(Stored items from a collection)

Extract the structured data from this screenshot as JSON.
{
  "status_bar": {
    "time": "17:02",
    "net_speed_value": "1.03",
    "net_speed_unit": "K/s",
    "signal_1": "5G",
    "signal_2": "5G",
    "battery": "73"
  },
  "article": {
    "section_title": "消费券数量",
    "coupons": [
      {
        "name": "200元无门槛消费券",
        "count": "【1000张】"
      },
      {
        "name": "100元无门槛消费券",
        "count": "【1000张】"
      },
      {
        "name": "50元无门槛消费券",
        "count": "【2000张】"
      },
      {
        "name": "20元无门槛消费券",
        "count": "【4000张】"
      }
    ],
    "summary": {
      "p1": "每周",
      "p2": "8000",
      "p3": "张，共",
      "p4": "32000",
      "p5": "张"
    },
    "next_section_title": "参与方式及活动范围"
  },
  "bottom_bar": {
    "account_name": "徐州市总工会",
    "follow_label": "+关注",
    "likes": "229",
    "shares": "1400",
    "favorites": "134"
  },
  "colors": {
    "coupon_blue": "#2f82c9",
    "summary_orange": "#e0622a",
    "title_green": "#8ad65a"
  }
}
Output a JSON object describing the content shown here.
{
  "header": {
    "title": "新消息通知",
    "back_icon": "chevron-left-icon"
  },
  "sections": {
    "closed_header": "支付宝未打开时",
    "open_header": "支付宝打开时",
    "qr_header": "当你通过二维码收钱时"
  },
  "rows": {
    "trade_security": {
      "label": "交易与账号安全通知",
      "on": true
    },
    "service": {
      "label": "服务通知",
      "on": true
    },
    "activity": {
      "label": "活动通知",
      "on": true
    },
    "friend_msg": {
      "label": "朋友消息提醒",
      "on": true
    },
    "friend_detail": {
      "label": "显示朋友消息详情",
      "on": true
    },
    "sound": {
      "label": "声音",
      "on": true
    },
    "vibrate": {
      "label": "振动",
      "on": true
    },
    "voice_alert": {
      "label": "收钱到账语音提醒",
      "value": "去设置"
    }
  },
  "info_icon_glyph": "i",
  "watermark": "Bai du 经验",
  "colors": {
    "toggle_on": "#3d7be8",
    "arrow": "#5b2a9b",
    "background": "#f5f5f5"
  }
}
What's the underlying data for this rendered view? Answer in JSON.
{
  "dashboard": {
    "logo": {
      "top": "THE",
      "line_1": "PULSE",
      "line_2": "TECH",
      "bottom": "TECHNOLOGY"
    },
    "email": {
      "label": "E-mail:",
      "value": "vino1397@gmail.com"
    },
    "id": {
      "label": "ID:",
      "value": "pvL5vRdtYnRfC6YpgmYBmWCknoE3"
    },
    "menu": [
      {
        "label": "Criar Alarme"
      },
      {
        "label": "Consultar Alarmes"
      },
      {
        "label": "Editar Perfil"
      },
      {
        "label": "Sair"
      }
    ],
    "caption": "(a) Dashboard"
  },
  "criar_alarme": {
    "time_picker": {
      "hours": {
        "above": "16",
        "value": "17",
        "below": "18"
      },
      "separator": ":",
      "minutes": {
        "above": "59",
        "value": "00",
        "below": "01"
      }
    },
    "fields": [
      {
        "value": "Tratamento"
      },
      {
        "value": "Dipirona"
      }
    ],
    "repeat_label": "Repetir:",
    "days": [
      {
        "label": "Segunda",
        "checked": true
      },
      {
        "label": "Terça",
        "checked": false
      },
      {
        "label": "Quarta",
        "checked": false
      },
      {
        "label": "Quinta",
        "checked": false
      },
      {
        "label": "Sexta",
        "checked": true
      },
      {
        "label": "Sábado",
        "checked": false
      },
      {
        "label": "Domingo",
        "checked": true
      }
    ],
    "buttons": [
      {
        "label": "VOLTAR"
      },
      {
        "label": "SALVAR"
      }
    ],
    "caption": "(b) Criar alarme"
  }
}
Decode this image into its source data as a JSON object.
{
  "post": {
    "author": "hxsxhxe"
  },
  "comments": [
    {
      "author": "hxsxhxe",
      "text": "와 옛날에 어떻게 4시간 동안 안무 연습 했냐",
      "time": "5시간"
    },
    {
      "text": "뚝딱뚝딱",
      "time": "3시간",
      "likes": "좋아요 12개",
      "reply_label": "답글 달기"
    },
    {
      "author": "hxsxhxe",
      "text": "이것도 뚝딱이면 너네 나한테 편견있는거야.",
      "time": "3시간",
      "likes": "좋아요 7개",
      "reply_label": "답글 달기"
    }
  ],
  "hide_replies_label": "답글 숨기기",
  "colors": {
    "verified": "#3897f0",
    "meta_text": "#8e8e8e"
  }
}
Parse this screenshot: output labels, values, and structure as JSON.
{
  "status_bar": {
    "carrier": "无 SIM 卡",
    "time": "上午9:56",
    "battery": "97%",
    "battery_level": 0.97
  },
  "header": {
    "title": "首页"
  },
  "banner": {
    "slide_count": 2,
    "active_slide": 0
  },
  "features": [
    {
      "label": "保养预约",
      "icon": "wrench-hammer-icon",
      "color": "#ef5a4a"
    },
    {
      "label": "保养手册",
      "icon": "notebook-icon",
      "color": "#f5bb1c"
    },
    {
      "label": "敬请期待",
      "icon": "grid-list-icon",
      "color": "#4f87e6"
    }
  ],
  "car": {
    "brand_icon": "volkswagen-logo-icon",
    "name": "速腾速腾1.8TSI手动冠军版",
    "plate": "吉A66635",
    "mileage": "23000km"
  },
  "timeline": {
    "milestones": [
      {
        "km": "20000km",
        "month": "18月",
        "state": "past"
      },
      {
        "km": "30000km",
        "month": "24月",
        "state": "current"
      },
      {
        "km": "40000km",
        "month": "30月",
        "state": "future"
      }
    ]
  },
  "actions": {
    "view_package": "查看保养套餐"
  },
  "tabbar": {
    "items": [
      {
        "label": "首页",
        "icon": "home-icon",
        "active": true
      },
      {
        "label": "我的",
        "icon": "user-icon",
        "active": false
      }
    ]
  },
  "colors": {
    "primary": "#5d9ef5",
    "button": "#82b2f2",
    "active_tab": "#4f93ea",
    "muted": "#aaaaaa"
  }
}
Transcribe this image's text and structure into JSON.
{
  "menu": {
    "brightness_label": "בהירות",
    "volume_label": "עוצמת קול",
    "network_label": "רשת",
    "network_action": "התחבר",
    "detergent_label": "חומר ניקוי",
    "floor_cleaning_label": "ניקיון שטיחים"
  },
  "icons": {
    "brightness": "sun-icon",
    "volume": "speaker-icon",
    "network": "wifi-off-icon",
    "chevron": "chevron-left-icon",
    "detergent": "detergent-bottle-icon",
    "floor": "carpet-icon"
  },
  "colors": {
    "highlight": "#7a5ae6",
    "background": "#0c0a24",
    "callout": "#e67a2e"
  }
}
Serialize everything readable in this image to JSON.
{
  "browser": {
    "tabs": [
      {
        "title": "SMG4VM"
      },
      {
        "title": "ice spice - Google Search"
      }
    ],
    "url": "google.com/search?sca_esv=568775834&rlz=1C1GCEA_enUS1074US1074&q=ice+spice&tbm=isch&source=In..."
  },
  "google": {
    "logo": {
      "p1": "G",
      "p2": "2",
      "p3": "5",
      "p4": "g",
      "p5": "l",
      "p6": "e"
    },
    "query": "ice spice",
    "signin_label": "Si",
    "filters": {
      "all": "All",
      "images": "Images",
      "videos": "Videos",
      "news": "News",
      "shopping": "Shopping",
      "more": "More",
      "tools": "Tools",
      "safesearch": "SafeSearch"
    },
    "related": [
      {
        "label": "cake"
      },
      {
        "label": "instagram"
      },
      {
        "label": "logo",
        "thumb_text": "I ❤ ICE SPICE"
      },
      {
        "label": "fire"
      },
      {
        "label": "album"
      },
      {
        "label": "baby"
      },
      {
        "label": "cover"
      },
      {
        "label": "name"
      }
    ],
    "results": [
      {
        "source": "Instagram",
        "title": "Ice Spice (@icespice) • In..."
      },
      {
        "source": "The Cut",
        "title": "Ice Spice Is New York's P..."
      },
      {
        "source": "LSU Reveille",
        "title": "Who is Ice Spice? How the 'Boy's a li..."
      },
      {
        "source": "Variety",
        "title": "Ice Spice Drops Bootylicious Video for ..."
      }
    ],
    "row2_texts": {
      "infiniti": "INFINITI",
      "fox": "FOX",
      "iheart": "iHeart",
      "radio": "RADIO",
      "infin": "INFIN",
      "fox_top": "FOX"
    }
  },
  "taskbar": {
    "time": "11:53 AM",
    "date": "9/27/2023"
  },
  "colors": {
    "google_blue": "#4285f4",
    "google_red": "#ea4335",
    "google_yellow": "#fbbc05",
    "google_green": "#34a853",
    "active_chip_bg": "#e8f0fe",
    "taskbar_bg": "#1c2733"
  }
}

■ WHAT NEEDS TO BE DONE ■
Determine how many lines above contain "left" as a word or string. Give the number alone.

■ SOLUTION TO THIS TASK ■
2